LISTED RECORDS.
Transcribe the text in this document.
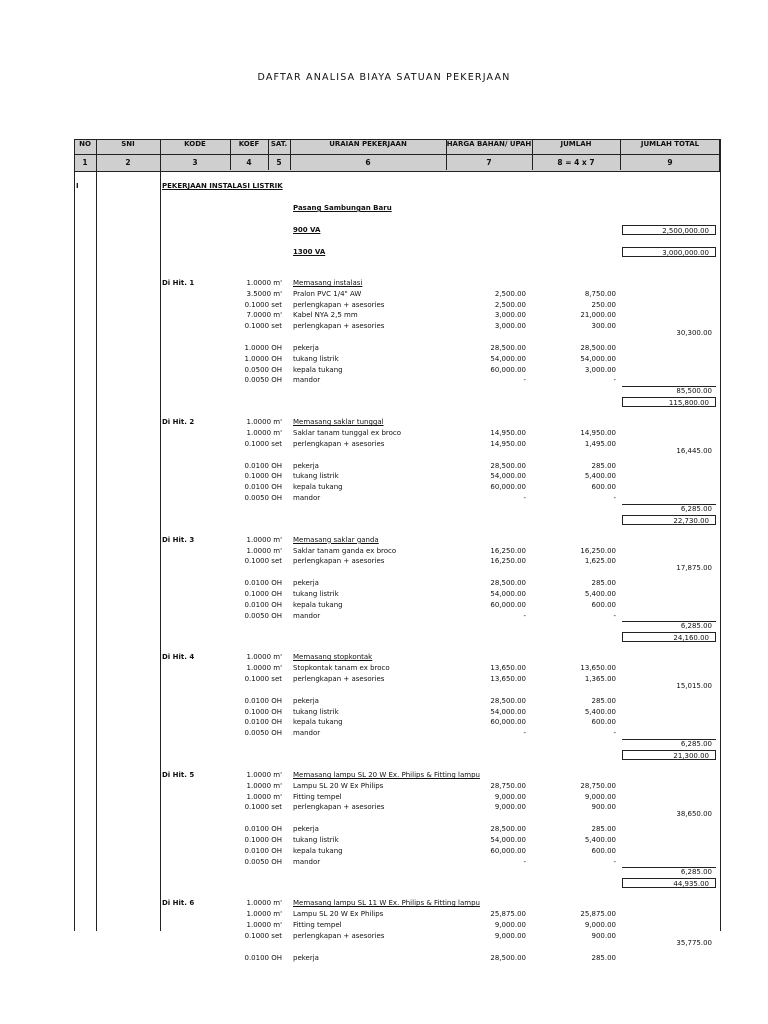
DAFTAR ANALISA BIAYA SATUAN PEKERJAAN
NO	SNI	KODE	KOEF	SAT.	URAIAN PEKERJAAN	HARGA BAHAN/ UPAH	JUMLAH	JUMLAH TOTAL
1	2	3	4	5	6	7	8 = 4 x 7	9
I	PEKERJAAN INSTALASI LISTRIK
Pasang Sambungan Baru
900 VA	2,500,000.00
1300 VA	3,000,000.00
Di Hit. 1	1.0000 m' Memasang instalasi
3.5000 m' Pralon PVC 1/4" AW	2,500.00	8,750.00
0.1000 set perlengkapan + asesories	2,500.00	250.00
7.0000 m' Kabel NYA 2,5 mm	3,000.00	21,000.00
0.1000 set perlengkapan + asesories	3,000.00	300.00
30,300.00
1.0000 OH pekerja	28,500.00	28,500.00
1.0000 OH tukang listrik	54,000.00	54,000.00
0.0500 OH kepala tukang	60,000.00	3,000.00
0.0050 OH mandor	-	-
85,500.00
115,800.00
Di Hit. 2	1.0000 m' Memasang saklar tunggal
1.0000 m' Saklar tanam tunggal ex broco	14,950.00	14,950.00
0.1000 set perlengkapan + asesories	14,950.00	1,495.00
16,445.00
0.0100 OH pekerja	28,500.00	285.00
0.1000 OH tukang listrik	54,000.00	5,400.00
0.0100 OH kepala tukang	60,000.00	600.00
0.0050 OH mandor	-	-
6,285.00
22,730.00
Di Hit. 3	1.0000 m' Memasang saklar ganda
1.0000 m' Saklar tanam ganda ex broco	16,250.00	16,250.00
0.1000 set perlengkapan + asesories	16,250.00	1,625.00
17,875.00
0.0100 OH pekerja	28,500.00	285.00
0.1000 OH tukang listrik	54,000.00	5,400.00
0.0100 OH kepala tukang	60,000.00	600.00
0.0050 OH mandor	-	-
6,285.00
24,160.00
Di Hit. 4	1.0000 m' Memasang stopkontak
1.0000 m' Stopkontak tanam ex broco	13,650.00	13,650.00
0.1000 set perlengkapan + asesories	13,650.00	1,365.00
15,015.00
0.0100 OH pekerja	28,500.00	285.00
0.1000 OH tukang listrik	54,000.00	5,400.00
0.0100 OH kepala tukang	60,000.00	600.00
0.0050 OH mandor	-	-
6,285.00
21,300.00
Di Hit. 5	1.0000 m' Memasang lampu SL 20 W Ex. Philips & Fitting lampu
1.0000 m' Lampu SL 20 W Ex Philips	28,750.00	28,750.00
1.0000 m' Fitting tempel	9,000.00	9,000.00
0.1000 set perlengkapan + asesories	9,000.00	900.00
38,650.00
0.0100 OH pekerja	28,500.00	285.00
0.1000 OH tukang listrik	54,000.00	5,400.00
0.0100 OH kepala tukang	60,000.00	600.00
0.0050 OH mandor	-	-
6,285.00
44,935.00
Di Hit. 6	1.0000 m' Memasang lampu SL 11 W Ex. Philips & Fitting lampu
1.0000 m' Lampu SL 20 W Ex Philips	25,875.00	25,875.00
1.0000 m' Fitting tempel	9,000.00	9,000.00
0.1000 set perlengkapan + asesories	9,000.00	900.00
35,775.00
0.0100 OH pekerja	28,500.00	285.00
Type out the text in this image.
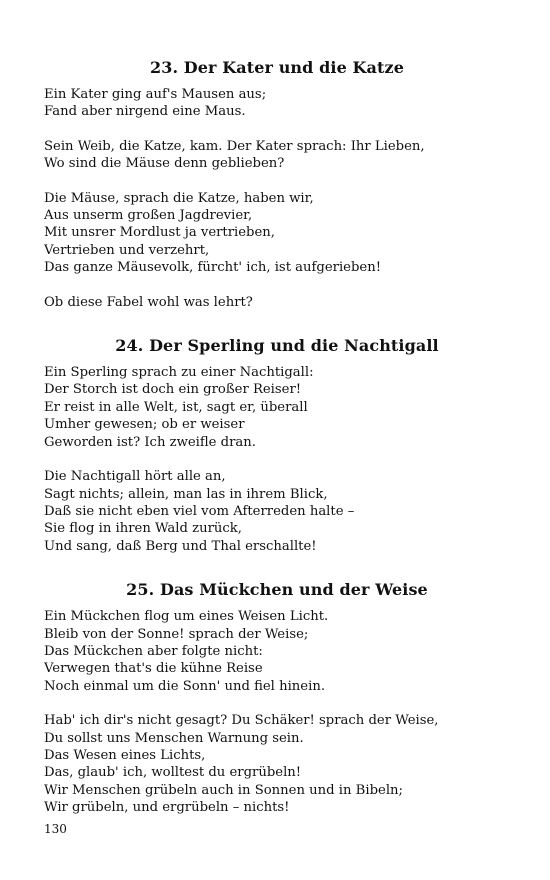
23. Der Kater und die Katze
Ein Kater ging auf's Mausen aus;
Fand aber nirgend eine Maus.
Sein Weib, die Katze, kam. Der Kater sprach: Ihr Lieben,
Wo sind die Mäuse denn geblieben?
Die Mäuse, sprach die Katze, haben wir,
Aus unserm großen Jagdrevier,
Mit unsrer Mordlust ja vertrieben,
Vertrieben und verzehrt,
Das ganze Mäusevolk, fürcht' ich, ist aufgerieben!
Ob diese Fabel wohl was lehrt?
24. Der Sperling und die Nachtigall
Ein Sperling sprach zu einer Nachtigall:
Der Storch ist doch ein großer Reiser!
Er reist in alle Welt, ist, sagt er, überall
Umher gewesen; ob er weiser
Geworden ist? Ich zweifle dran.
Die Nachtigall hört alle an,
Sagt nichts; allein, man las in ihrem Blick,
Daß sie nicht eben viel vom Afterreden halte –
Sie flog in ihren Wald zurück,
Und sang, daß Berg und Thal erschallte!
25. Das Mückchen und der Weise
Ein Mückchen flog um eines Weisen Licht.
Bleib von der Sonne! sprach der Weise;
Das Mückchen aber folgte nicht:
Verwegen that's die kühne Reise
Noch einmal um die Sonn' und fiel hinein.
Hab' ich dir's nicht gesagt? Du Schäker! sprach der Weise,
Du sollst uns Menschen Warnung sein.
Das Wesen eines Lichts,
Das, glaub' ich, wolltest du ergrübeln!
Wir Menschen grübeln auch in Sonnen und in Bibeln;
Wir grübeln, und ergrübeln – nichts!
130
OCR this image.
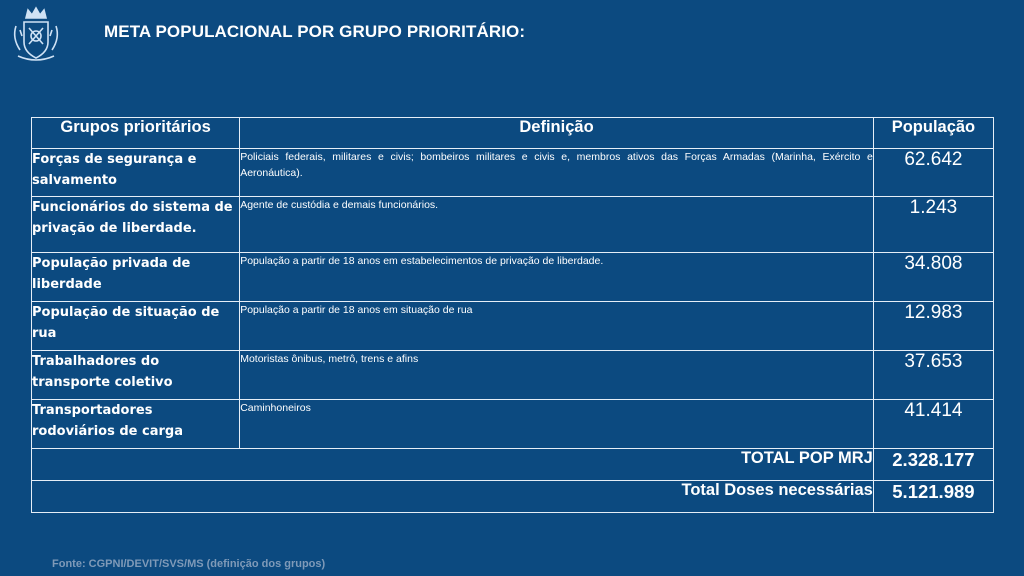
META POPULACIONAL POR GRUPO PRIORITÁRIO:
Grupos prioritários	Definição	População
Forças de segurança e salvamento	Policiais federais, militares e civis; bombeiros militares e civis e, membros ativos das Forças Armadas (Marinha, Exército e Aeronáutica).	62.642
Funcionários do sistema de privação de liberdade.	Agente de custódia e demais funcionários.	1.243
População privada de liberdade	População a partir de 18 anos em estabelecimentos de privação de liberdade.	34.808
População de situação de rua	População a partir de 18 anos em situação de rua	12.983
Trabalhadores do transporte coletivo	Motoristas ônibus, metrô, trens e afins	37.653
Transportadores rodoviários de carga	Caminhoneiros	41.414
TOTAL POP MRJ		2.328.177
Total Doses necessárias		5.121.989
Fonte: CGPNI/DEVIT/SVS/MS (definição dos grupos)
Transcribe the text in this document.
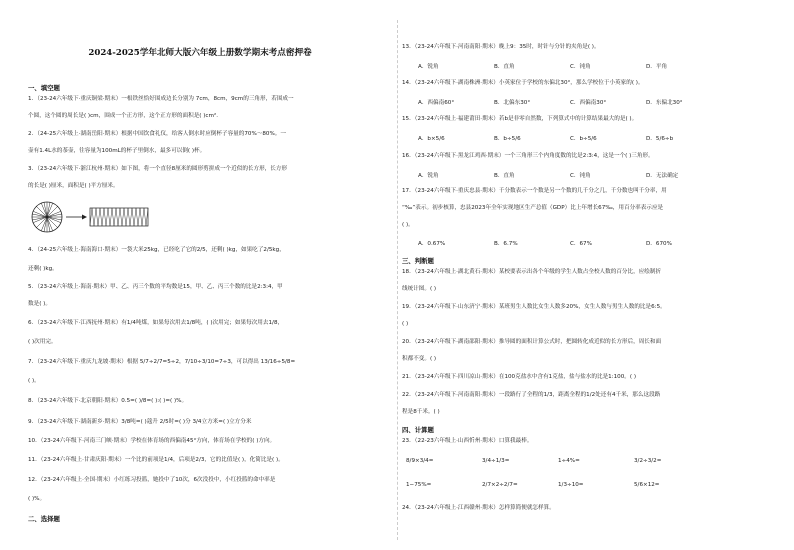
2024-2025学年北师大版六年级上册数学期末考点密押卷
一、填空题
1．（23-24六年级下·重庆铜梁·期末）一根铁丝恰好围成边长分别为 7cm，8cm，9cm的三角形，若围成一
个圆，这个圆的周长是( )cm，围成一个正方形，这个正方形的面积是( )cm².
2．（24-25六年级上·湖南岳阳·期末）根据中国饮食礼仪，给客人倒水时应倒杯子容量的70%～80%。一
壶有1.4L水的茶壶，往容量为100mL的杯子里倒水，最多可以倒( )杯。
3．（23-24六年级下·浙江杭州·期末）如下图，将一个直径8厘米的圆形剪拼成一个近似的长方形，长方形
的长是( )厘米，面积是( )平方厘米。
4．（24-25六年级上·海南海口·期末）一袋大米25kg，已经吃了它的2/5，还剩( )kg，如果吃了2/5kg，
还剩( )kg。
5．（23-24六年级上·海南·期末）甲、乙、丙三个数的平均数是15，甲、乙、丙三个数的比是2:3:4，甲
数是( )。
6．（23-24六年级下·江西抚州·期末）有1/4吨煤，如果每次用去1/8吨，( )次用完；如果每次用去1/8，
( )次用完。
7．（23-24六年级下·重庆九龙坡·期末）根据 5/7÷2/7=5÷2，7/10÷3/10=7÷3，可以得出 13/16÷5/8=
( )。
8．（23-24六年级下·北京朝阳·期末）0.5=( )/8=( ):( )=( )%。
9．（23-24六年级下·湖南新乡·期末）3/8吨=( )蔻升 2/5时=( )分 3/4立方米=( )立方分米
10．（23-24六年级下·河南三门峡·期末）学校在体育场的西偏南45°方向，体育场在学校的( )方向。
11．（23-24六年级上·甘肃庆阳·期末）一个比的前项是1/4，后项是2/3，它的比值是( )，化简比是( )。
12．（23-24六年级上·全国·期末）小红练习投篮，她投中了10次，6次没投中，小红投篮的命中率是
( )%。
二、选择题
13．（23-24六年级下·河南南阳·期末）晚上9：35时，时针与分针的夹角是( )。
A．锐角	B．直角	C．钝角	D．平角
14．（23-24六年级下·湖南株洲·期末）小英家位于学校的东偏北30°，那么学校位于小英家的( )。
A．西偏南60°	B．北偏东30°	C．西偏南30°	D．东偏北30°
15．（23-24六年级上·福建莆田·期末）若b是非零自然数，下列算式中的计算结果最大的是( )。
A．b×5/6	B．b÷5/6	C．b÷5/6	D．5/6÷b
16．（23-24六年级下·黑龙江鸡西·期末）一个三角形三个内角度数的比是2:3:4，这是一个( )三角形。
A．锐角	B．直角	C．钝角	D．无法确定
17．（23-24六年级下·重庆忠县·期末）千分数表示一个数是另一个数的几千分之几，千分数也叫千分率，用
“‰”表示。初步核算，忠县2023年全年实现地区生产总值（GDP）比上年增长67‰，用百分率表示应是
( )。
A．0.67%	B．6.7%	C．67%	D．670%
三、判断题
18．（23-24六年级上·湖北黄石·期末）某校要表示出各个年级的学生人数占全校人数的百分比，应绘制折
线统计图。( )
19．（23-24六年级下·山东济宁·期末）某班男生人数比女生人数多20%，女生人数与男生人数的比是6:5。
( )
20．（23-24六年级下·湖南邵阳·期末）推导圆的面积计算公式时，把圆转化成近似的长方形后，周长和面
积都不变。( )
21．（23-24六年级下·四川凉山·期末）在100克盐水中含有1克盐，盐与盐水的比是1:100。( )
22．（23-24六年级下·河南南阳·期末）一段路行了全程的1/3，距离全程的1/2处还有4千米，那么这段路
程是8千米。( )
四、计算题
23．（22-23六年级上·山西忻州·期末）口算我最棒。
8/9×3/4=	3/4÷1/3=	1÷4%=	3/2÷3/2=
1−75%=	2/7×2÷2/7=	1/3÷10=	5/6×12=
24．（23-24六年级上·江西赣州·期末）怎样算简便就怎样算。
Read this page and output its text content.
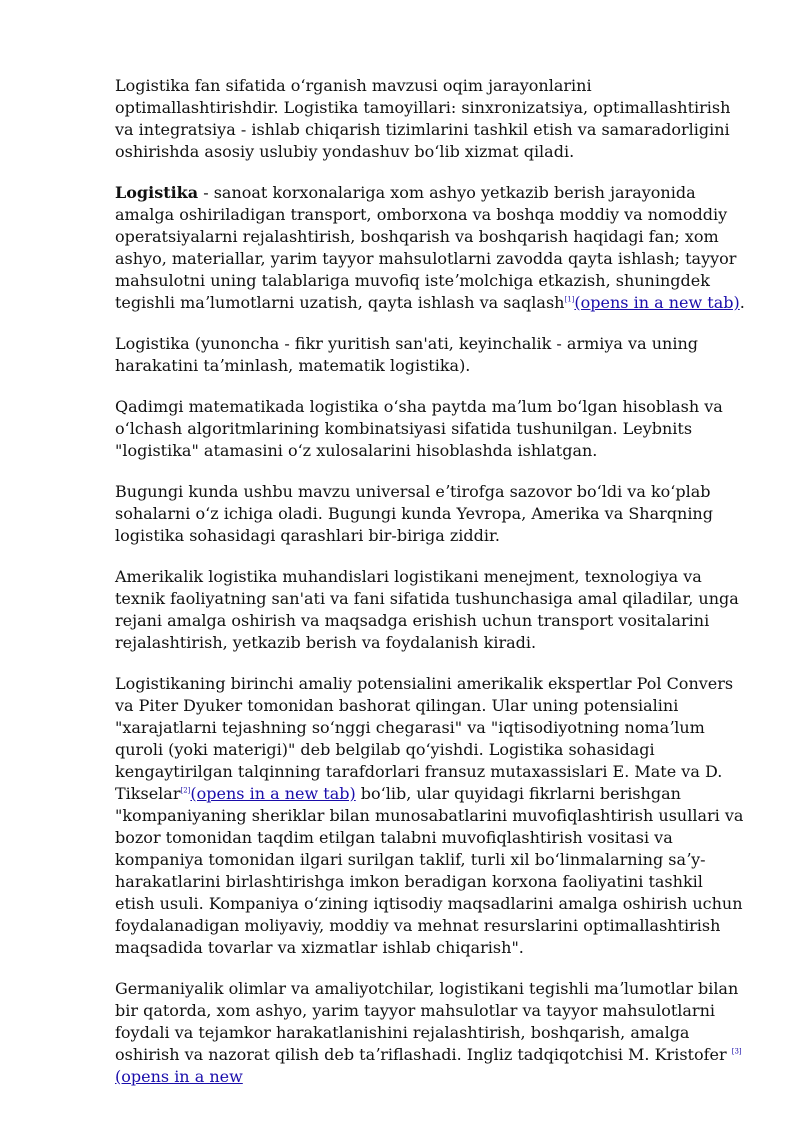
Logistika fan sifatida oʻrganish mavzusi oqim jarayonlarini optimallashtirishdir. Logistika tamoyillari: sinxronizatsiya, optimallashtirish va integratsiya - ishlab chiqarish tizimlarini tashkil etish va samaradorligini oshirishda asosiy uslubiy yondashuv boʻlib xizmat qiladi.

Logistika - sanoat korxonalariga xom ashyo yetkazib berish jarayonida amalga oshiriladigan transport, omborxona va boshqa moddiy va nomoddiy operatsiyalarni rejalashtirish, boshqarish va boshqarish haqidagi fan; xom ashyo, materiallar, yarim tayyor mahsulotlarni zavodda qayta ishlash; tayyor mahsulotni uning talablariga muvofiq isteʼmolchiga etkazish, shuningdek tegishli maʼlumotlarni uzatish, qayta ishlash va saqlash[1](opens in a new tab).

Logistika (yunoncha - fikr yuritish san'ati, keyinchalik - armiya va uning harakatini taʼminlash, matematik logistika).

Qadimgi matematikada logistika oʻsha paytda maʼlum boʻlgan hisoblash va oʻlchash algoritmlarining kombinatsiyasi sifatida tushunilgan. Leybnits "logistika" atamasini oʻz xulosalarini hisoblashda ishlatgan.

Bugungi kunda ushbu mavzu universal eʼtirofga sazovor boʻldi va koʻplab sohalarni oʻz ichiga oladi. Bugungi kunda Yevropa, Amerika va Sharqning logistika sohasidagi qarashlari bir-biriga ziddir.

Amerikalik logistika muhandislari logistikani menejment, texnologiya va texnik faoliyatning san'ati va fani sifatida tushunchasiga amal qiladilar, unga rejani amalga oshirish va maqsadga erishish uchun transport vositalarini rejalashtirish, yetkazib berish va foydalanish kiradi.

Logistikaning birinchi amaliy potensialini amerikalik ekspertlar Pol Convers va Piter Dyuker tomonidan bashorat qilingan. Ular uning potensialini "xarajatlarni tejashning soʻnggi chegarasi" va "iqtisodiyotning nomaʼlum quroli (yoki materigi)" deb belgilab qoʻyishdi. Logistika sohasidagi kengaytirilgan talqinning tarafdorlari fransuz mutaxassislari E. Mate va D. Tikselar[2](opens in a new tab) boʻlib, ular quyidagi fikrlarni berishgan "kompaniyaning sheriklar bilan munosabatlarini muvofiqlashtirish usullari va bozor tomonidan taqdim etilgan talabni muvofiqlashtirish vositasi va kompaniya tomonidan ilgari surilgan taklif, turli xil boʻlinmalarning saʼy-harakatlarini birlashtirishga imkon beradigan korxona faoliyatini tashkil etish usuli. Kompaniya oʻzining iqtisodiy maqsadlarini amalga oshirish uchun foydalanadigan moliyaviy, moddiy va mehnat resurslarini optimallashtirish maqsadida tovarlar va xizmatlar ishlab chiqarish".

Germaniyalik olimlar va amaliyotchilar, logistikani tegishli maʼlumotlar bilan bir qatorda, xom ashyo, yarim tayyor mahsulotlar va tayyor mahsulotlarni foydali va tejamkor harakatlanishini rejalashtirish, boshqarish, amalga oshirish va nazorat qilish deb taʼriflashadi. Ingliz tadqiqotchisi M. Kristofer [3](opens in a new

PROBLEM DESCRIPTION.
Go through the material above and copy each line that has the word "uning".

EXERCISE ANSWER.
Logistika - sanoat korxonalariga xom ashyo yetkazib berish jarayonida amalga oshiriladigan transport, omborxona va boshqa moddiy va nomoddiy operatsiyalarni rejalashtirish, boshqarish va boshqarish haqidagi fan; xom ashyo, materiallar, yarim tayyor mahsulotlarni zavodda qayta ishlash; tayyor mahsulotni uning talablariga muvofiq isteʼmolchiga etkazish, shuningdek tegishli maʼlumotlarni uzatish, qayta ishlash va saqlash[1](opens in a new tab).
Logistika (yunoncha - fikr yuritish san'ati, keyinchalik - armiya va uning harakatini taʼminlash, matematik logistika).
Logistikaning birinchi amaliy potensialini amerikalik ekspertlar Pol Convers va Piter Dyuker tomonidan bashorat qilingan. Ular uning potensialini "xarajatlarni tejashning soʻnggi chegarasi" va "iqtisodiyotning nomaʼlum quroli (yoki materigi)" deb belgilab qoʻyishdi. Logistika sohasidagi kengaytirilgan talqinning tarafdorlari fransuz mutaxassislari E. Mate va D. Tikselar[2](opens in a new tab) boʻlib, ular quyidagi fikrlarni berishgan "kompaniyaning sheriklar bilan munosabatlarini muvofiqlashtirish usullari va bozor tomonidan taqdim etilgan talabni muvofiqlashtirish vositasi va kompaniya tomonidan ilgari surilgan taklif, turli xil boʻlinmalarning saʼy-harakatlarini birlashtirishga imkon beradigan korxona faoliyatini tashkil etish usuli. Kompaniya oʻzining iqtisodiy maqsadlarini amalga oshirish uchun foydalanadigan moliyaviy, moddiy va mehnat resurslarini optimallashtirish maqsadida tovarlar va xizmatlar ishlab chiqarish".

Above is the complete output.